>>

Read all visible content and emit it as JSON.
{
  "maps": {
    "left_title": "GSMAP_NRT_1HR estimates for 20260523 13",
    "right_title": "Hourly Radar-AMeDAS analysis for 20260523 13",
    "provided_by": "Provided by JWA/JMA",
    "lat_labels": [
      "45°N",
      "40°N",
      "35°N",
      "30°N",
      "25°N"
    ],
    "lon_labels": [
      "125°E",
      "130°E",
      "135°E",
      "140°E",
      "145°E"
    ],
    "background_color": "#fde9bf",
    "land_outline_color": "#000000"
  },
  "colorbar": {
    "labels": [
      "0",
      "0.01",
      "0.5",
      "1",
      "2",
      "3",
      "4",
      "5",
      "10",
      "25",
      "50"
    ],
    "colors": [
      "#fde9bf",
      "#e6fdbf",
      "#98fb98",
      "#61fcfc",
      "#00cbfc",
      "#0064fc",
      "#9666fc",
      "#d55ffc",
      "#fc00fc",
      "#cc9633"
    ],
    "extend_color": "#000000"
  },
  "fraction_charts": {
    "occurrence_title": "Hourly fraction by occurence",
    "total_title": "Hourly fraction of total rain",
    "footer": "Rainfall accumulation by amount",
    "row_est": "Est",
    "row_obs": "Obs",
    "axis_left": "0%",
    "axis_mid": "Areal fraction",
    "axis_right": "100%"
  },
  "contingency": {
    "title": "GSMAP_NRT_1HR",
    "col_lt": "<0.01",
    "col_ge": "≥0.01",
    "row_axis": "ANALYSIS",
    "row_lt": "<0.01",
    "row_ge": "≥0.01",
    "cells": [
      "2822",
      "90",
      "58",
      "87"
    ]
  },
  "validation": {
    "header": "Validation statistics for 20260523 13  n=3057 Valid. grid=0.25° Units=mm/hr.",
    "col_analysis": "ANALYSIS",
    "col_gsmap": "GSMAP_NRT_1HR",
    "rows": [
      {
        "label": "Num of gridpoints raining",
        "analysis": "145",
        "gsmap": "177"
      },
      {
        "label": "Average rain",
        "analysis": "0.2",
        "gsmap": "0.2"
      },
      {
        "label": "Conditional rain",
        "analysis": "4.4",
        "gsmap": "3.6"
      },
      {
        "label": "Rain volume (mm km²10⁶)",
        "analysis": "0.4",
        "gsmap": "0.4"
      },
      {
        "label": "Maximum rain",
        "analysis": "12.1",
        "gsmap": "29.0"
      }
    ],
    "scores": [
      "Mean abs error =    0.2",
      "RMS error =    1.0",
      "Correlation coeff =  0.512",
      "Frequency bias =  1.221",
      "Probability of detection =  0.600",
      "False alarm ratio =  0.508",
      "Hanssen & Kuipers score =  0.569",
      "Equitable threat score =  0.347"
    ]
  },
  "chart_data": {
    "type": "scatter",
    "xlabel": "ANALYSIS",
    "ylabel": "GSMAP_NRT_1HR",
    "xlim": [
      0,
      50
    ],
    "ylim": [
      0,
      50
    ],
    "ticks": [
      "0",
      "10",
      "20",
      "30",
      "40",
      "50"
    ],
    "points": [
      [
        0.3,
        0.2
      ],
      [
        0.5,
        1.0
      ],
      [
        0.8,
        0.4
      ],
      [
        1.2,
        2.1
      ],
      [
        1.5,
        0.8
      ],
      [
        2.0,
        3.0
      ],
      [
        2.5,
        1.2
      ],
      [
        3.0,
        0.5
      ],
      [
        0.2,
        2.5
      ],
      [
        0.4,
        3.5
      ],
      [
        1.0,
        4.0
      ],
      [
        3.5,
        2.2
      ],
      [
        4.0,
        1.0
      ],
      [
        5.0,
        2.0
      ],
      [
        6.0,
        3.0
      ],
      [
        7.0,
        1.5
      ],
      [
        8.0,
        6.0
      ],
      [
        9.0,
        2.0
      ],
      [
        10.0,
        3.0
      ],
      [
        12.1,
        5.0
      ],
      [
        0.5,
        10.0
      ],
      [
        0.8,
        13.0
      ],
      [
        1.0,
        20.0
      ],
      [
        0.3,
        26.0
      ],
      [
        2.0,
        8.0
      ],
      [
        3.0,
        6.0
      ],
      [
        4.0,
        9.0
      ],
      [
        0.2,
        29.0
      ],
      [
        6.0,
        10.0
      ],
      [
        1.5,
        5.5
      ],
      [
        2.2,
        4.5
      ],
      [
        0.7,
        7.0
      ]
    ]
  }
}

<<

= Challenge =
Copy each entry exactly, with nothing added or dropped.

= Answer to this problem =
Read all visible content and emit it as JSON.
{
  "maps": {
    "left_title": "GSMAP_NRT_1HR estimates for 20260523 13",
    "right_title": "Hourly Radar-AMeDAS analysis for 20260523 13",
    "provided_by": "Provided by JWA/JMA",
    "lat_labels": [
      "45°N",
      "40°N",
      "35°N",
      "30°N",
      "25°N"
    ],
    "lon_labels": [
      "125°E",
      "130°E",
      "135°E",
      "140°E",
      "145°E"
    ],
    "background_color": "#fde9bf",
    "land_outline_color": "#000000"
  },
  "colorbar": {
    "labels": [
      "0",
      "0.01",
      "0.5",
      "1",
      "2",
      "3",
      "4",
      "5",
      "10",
      "25",
      "50"
    ],
    "colors": [
      "#fde9bf",
      "#e6fdbf",
      "#98fb98",
      "#61fcfc",
      "#00cbfc",
      "#0064fc",
      "#9666fc",
      "#d55ffc",
      "#fc00fc",
      "#cc9633"
    ],
    "extend_color": "#000000"
  },
  "fraction_charts": {
    "occurrence_title": "Hourly fraction by occurence",
    "total_title": "Hourly fraction of total rain",
    "footer": "Rainfall accumulation by amount",
    "row_est": "Est",
    "row_obs": "Obs",
    "axis_left": "0%",
    "axis_mid": "Areal fraction",
    "axis_right": "100%"
  },
  "contingency": {
    "title": "GSMAP_NRT_1HR",
    "col_lt": "<0.01",
    "col_ge": "≥0.01",
    "row_axis": "ANALYSIS",
    "row_lt": "<0.01",
    "row_ge": "≥0.01",
    "cells": [
      "2822",
      "90",
      "58",
      "87"
    ]
  },
  "validation": {
    "header": "Validation statistics for 20260523 13  n=3057 Valid. grid=0.25° Units=mm/hr.",
    "col_analysis": "ANALYSIS",
    "col_gsmap": "GSMAP_NRT_1HR",
    "rows": [
      {
        "label": "Num of gridpoints raining",
        "analysis": "145",
        "gsmap": "177"
      },
      {
        "label": "Average rain",
        "analysis": "0.2",
        "gsmap": "0.2"
      },
      {
        "label": "Conditional rain",
        "analysis": "4.4",
        "gsmap": "3.6"
      },
      {
        "label": "Rain volume (mm km²10⁶)",
        "analysis": "0.4",
        "gsmap": "0.4"
      },
      {
        "label": "Maximum rain",
        "analysis": "12.1",
        "gsmap": "29.0"
      }
    ],
    "scores": [
      "Mean abs error =    0.2",
      "RMS error =    1.0",
      "Correlation coeff =  0.512",
      "Frequency bias =  1.221",
      "Probability of detection =  0.600",
      "False alarm ratio =  0.508",
      "Hanssen & Kuipers score =  0.569",
      "Equitable threat score =  0.347"
    ]
  },
  "chart_data": {
    "type": "scatter",
    "xlabel": "ANALYSIS",
    "ylabel": "GSMAP_NRT_1HR",
    "xlim": [
      0,
      50
    ],
    "ylim": [
      0,
      50
    ],
    "ticks": [
      "0",
      "10",
      "20",
      "30",
      "40",
      "50"
    ],
    "points": [
      [
        0.3,
        0.2
      ],
      [
        0.5,
        1.0
      ],
      [
        0.8,
        0.4
      ],
      [
        1.2,
        2.1
      ],
      [
        1.5,
        0.8
      ],
      [
        2.0,
        3.0
      ],
      [
        2.5,
        1.2
      ],
      [
        3.0,
        0.5
      ],
      [
        0.2,
        2.5
      ],
      [
        0.4,
        3.5
      ],
      [
        1.0,
        4.0
      ],
      [
        3.5,
        2.2
      ],
      [
        4.0,
        1.0
      ],
      [
        5.0,
        2.0
      ],
      [
        6.0,
        3.0
      ],
      [
        7.0,
        1.5
      ],
      [
        8.0,
        6.0
      ],
      [
        9.0,
        2.0
      ],
      [
        10.0,
        3.0
      ],
      [
        12.1,
        5.0
      ],
      [
        0.5,
        10.0
      ],
      [
        0.8,
        13.0
      ],
      [
        1.0,
        20.0
      ],
      [
        0.3,
        26.0
      ],
      [
        2.0,
        8.0
      ],
      [
        3.0,
        6.0
      ],
      [
        4.0,
        9.0
      ],
      [
        0.2,
        29.0
      ],
      [
        6.0,
        10.0
      ],
      [
        1.5,
        5.5
      ],
      [
        2.2,
        4.5
      ],
      [
        0.7,
        7.0
      ]
    ]
  }
}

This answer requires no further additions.